• [DOCUMENT]
- - -

See what I mean? Her fingers look bloodless. Wait a minute! That ought to be good for Halloween, right? Serendipity strikes again.

Thursday, October 30, 2008

Tree to the left of our building's front door

I took this photo Wednesday morning about 6:30 a.m., right after I had walked Duncan. The street light provided enough light for a decent photo, I think, especially since the leaves are such a rich gold.

Wednesday, October 29, 2008

"Cows ... Gals ... Decisions, decisions."

Like any responsible cowboy, Woody needs to make a decision on how to spend his time.
This is another one of my miniature art cars. I felt like a giving y'all a grin, so I decided to post these two shots. In case you can't tell, Woody's head swivels back-and-forth quite easily.

Monday, October 27, 2008

Light at the end of the tunnel ...

...let me explain. Besides things like family and fun thankfully taking up some of my blogging time in good ways lately, I've had some camera-to-computer downloading issues/frustrations and then additional uploading from computer to Flickr issues/frustations.

I had dealt with all of that pretty well and intended to spend a good deal of time Sunday, during the NASCAR race at Atlanta, working on a series of posts about one of several wonderful things I've been able to do in Portland recently, maybe the Dirty Dozen Brass Band at Jimmy Mak's Jazz Club or Michael Cully's Puppetry at the Oregon History Museum or Sharon Wortman's Bridge Walk involving the Morrison and Steel Bridges across the Willamette. I had a bounty of specials to choose from, as well as the unique every day things I notice all around town, until Sunday morning.

- - -

• [LIST OF TASKS]
A. Answer these questions about the blog posts above.
(i) At about what time on Wednesday morning was the photo of the tree taken?
(ii) What part of Woody swivels back and forth easily?
(iii) During which race did the writer plan to work on a series of posts on Sunday?
B. Repeat word for word the passage from the blog posts above, starting with "Monday, October 27, 2008" and going on through "until Sunday morning.".

(Layout records)
- - -

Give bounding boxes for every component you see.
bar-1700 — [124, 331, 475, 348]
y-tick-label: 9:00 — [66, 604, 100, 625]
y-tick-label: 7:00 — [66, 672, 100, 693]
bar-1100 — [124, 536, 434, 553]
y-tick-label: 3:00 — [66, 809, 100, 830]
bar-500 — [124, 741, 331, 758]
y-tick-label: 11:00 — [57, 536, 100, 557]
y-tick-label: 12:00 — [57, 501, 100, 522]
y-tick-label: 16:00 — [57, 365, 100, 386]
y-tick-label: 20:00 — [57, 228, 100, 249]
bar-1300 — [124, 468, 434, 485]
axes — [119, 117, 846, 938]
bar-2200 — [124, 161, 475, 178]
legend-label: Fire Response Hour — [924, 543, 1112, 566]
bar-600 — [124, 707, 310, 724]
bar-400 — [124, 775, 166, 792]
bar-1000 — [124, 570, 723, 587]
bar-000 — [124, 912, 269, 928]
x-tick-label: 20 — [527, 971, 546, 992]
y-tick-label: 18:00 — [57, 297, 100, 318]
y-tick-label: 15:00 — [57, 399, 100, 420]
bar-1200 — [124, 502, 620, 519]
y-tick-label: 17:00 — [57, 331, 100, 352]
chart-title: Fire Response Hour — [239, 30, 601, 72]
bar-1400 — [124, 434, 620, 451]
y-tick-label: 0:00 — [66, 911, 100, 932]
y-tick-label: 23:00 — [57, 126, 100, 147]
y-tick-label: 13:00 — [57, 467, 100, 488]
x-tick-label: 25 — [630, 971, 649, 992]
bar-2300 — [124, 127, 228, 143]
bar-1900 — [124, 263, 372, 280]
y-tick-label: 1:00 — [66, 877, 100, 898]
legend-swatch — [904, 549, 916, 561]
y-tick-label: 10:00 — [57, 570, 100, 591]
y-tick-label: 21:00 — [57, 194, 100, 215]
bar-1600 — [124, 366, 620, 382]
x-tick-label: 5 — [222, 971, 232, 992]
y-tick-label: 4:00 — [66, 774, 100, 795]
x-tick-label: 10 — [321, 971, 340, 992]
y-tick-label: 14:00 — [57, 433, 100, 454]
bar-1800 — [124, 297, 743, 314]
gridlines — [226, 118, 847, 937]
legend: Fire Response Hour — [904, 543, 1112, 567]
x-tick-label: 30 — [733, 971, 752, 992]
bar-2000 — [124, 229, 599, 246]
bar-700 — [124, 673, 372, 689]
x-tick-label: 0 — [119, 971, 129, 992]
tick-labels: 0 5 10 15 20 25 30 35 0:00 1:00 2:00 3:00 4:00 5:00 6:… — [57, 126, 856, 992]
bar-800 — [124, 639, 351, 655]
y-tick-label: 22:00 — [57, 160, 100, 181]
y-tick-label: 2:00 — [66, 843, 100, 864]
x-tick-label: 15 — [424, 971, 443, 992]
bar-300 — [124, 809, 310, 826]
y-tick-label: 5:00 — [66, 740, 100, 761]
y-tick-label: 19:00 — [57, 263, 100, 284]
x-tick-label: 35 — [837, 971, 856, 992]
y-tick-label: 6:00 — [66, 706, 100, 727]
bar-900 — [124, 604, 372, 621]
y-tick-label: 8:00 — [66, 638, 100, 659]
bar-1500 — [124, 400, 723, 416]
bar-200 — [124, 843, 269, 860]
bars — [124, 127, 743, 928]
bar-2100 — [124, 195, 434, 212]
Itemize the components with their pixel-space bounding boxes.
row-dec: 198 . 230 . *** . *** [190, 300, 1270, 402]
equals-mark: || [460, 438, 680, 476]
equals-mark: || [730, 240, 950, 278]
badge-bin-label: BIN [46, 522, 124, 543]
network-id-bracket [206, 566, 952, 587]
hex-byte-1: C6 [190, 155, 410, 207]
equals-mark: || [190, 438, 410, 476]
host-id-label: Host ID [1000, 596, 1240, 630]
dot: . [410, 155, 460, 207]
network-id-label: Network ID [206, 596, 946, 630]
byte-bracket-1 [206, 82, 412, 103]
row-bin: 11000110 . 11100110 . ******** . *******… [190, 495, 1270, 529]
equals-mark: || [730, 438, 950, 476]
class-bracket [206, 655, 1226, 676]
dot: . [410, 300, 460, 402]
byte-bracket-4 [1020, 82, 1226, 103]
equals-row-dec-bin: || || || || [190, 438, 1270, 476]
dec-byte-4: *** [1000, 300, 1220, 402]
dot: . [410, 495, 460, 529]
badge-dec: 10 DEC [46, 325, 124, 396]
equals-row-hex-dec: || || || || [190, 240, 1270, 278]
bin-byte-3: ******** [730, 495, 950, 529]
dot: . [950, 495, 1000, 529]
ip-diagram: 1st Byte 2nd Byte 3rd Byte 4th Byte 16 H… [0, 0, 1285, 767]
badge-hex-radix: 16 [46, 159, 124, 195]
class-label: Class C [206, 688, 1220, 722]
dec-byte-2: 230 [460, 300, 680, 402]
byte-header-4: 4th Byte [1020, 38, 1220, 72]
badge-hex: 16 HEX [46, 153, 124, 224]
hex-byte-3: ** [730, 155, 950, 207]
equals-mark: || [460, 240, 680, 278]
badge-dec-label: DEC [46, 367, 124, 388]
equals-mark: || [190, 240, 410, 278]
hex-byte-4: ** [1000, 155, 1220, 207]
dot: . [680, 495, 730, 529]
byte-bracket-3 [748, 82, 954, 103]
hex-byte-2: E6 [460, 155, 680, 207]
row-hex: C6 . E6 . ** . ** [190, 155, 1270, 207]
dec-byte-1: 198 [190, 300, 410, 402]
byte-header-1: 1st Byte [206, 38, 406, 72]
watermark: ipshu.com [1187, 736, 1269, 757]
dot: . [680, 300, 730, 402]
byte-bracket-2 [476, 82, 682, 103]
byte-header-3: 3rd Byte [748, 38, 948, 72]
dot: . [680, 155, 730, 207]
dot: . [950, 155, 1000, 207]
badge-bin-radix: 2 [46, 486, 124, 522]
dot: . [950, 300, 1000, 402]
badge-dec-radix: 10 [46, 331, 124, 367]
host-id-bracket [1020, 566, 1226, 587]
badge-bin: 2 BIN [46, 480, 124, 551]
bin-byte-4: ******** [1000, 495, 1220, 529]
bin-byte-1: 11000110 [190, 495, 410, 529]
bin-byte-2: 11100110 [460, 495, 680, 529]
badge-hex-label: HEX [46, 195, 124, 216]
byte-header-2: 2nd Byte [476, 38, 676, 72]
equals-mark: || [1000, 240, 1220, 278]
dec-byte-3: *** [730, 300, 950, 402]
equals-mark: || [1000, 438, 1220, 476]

- - -

• [TASK-BY-TASK SOLUTIONS]
A.
(i) About 6:30 a.m.
(ii) His head.
(iii) The NASCAR race at Atlanta.

B.
Monday, October 27, 2008

Light at the end of the tunnel ...

...let me explain. Besides things like family and fun thankfully taking up some of my blogging time in good ways lately, I've had some camera-to-computer downloading issues/frustrations and then additional uploading from computer to Flickr issues/frustations.

I had dealt with all of that pretty well and intended to spend a good deal of time Sunday, during the NASCAR race at Atlanta, working on a series of posts about one of several wonderful things I've been able to do in Portland recently, maybe the Dirty Dozen Brass Band at Jimmy Mak's Jazz Club or Michael Cully's Puppetry at the Oregon History Museum or Sharon Wortman's Bridge Walk involving the Morrison and Steel Bridges across the Willamette. I had a bounty of specials to choose from, as well as the unique every day things I notice all around town, until Sunday morning.